*Items from a dataset*
■ ■ ■ ■ ■ ■ ■

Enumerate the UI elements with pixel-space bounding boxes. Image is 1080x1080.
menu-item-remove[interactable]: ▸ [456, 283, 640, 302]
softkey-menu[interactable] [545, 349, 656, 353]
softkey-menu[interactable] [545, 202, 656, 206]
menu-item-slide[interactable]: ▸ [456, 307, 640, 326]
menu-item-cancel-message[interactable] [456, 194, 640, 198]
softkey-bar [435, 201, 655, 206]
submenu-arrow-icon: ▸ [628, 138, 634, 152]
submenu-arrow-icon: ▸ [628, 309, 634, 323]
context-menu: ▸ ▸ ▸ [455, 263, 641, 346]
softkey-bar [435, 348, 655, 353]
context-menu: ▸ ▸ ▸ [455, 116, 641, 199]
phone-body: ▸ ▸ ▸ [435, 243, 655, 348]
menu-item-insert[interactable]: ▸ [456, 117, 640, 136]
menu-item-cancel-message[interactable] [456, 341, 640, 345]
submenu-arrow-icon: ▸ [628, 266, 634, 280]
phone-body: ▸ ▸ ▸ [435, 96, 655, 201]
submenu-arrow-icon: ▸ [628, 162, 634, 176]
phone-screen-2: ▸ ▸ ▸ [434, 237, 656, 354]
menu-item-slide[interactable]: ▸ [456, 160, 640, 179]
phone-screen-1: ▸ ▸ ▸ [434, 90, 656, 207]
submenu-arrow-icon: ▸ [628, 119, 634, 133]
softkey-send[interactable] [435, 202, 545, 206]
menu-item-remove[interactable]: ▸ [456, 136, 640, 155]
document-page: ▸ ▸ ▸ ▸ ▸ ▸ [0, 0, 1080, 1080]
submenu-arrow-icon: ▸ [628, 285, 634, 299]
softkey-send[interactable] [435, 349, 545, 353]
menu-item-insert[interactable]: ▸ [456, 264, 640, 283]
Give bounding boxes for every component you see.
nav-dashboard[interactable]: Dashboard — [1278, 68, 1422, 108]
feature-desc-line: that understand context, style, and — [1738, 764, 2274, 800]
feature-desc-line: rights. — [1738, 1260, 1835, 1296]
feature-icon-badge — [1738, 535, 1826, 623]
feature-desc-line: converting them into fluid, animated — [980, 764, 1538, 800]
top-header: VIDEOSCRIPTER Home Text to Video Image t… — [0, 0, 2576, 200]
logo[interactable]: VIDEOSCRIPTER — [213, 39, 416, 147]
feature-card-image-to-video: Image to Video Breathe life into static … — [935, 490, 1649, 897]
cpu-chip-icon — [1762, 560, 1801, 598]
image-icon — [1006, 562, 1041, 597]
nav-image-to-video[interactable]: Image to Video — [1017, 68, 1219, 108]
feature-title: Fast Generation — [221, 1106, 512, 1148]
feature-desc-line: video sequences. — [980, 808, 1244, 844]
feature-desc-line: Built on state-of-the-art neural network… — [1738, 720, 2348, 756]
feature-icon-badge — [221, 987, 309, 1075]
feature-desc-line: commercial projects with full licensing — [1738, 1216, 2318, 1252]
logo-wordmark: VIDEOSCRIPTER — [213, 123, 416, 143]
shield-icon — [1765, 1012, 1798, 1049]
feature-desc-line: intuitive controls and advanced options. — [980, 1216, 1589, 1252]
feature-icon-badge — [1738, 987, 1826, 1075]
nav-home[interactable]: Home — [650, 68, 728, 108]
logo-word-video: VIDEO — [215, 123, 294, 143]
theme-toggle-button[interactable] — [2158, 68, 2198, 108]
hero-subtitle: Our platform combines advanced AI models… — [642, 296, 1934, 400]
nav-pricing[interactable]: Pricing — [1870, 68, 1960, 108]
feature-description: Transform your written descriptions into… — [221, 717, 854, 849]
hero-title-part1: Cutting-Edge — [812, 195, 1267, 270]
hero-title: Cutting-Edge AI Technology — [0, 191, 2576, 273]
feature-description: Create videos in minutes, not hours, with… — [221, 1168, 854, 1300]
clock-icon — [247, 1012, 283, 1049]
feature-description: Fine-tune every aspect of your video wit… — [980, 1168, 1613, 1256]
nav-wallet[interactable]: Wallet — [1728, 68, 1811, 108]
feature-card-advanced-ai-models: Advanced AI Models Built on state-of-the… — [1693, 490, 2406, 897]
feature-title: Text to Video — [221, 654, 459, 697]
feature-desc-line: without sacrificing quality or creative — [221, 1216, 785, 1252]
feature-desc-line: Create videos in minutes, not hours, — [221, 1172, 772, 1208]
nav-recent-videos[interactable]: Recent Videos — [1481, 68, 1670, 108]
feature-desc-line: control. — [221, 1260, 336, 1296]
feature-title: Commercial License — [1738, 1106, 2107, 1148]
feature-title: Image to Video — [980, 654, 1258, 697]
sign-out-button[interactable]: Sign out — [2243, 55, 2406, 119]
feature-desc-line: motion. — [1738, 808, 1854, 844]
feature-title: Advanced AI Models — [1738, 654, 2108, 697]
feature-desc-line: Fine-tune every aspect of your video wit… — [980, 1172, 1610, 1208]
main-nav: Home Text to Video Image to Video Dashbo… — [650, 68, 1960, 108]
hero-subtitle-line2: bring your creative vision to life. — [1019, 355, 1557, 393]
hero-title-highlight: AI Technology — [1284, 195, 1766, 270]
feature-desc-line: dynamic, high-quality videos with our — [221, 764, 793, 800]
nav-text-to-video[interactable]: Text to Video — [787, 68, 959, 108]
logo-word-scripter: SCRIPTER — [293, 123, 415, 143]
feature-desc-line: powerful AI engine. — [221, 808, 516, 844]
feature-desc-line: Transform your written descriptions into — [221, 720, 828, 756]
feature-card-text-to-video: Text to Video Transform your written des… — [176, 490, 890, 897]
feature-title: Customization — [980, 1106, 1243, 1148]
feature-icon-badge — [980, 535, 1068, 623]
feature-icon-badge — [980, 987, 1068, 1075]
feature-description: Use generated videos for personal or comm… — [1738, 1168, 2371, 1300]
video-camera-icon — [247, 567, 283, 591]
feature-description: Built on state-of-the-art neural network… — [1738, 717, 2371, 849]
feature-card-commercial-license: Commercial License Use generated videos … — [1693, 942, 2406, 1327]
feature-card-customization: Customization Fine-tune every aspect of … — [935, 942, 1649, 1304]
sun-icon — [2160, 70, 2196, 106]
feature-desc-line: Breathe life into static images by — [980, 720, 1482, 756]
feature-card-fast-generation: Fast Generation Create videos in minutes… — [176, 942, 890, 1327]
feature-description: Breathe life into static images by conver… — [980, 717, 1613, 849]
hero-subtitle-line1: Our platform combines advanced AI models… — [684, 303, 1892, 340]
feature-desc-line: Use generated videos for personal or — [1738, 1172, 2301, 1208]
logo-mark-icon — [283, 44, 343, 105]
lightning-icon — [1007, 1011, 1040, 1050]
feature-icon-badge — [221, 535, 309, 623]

■ ■ ■ ■ ■ ■ ■

*AIM OF THE TASK*
Rewrite every line of the listing with "submenu-arrow-icon" renamed to "submenu-chevron-icon" and nothing else changed.

*RESULT BELOW*
Enumerate the UI elements with pixel-space bounding boxes. Image is 1080x1080.
menu-item-remove[interactable]: ▸ [456, 283, 640, 302]
softkey-menu[interactable] [545, 349, 656, 353]
softkey-menu[interactable] [545, 202, 656, 206]
menu-item-slide[interactable]: ▸ [456, 307, 640, 326]
menu-item-cancel-message[interactable] [456, 194, 640, 198]
softkey-bar [435, 201, 655, 206]
submenu-chevron-icon: ▸ [628, 138, 634, 152]
submenu-chevron-icon: ▸ [628, 309, 634, 323]
context-menu: ▸ ▸ ▸ [455, 263, 641, 346]
softkey-bar [435, 348, 655, 353]
context-menu: ▸ ▸ ▸ [455, 116, 641, 199]
phone-body: ▸ ▸ ▸ [435, 243, 655, 348]
menu-item-insert[interactable]: ▸ [456, 117, 640, 136]
menu-item-cancel-message[interactable] [456, 341, 640, 345]
submenu-chevron-icon: ▸ [628, 266, 634, 280]
phone-body: ▸ ▸ ▸ [435, 96, 655, 201]
submenu-chevron-icon: ▸ [628, 162, 634, 176]
phone-screen-2: ▸ ▸ ▸ [434, 237, 656, 354]
menu-item-slide[interactable]: ▸ [456, 160, 640, 179]
phone-screen-1: ▸ ▸ ▸ [434, 90, 656, 207]
submenu-chevron-icon: ▸ [628, 119, 634, 133]
softkey-send[interactable] [435, 202, 545, 206]
menu-item-remove[interactable]: ▸ [456, 136, 640, 155]
document-page: ▸ ▸ ▸ ▸ ▸ ▸ [0, 0, 1080, 1080]
submenu-chevron-icon: ▸ [628, 285, 634, 299]
softkey-send[interactable] [435, 349, 545, 353]
menu-item-insert[interactable]: ▸ [456, 264, 640, 283]
Give bounding boxes for every component you see.
nav-dashboard[interactable]: Dashboard — [1278, 68, 1422, 108]
feature-desc-line: that understand context, style, and — [1738, 764, 2274, 800]
feature-desc-line: rights. — [1738, 1260, 1835, 1296]
feature-icon-badge — [1738, 535, 1826, 623]
feature-desc-line: converting them into fluid, animated — [980, 764, 1538, 800]
top-header: VIDEOSCRIPTER Home Text to Video Image t… — [0, 0, 2576, 200]
logo[interactable]: VIDEOSCRIPTER — [213, 39, 416, 147]
feature-card-image-to-video: Image to Video Breathe life into static … — [935, 490, 1649, 897]
cpu-chip-icon — [1762, 560, 1801, 598]
image-icon — [1006, 562, 1041, 597]
nav-image-to-video[interactable]: Image to Video — [1017, 68, 1219, 108]
feature-title: Fast Generation — [221, 1106, 512, 1148]
feature-desc-line: video sequences. — [980, 808, 1244, 844]
feature-desc-line: Built on state-of-the-art neural network… — [1738, 720, 2348, 756]
feature-icon-badge — [221, 987, 309, 1075]
feature-desc-line: commercial projects with full licensing — [1738, 1216, 2318, 1252]
logo-wordmark: VIDEOSCRIPTER — [213, 123, 416, 143]
shield-icon — [1765, 1012, 1798, 1049]
feature-desc-line: intuitive controls and advanced options. — [980, 1216, 1589, 1252]
feature-icon-badge — [1738, 987, 1826, 1075]
nav-home[interactable]: Home — [650, 68, 728, 108]
logo-word-video: VIDEO — [215, 123, 294, 143]
theme-toggle-button[interactable] — [2158, 68, 2198, 108]
hero-subtitle: Our platform combines advanced AI models… — [642, 296, 1934, 400]
nav-pricing[interactable]: Pricing — [1870, 68, 1960, 108]
feature-description: Transform your written descriptions into… — [221, 717, 854, 849]
hero-title-part1: Cutting-Edge — [812, 195, 1267, 270]
hero-title: Cutting-Edge AI Technology — [0, 191, 2576, 273]
feature-description: Create videos in minutes, not hours, with… — [221, 1168, 854, 1300]
clock-icon — [247, 1012, 283, 1049]
feature-description: Fine-tune every aspect of your video wit… — [980, 1168, 1613, 1256]
nav-wallet[interactable]: Wallet — [1728, 68, 1811, 108]
feature-card-advanced-ai-models: Advanced AI Models Built on state-of-the… — [1693, 490, 2406, 897]
feature-title: Text to Video — [221, 654, 459, 697]
feature-desc-line: without sacrificing quality or creative — [221, 1216, 785, 1252]
feature-desc-line: Create videos in minutes, not hours, — [221, 1172, 772, 1208]
nav-recent-videos[interactable]: Recent Videos — [1481, 68, 1670, 108]
feature-desc-line: control. — [221, 1260, 336, 1296]
feature-title: Commercial License — [1738, 1106, 2107, 1148]
feature-title: Image to Video — [980, 654, 1258, 697]
sign-out-button[interactable]: Sign out — [2243, 55, 2406, 119]
feature-desc-line: motion. — [1738, 808, 1854, 844]
feature-title: Advanced AI Models — [1738, 654, 2108, 697]
feature-desc-line: Fine-tune every aspect of your video wit… — [980, 1172, 1610, 1208]
main-nav: Home Text to Video Image to Video Dashbo… — [650, 68, 1960, 108]
hero-subtitle-line2: bring your creative vision to life. — [1019, 355, 1557, 393]
hero-title-highlight: AI Technology — [1284, 195, 1766, 270]
feature-desc-line: dynamic, high-quality videos with our — [221, 764, 793, 800]
nav-text-to-video[interactable]: Text to Video — [787, 68, 959, 108]
logo-word-scripter: SCRIPTER — [293, 123, 415, 143]
feature-desc-line: powerful AI engine. — [221, 808, 516, 844]
feature-desc-line: Transform your written descriptions into — [221, 720, 828, 756]
feature-card-text-to-video: Text to Video Transform your written des… — [176, 490, 890, 897]
feature-title: Customization — [980, 1106, 1243, 1148]
feature-icon-badge — [980, 535, 1068, 623]
feature-icon-badge — [980, 987, 1068, 1075]
feature-description: Use generated videos for personal or comm… — [1738, 1168, 2371, 1300]
video-camera-icon — [247, 567, 283, 591]
feature-description: Built on state-of-the-art neural network… — [1738, 717, 2371, 849]
feature-card-commercial-license: Commercial License Use generated videos … — [1693, 942, 2406, 1327]
feature-card-customization: Customization Fine-tune every aspect of … — [935, 942, 1649, 1304]
sun-icon — [2160, 70, 2196, 106]
feature-desc-line: Breathe life into static images by — [980, 720, 1482, 756]
feature-card-fast-generation: Fast Generation Create videos in minutes… — [176, 942, 890, 1327]
feature-description: Breathe life into static images by conver… — [980, 717, 1613, 849]
hero-subtitle-line1: Our platform combines advanced AI models… — [684, 303, 1892, 340]
feature-desc-line: Use generated videos for personal or — [1738, 1172, 2301, 1208]
logo-mark-icon — [283, 44, 343, 105]
lightning-icon — [1007, 1011, 1040, 1050]
feature-icon-badge — [221, 535, 309, 623]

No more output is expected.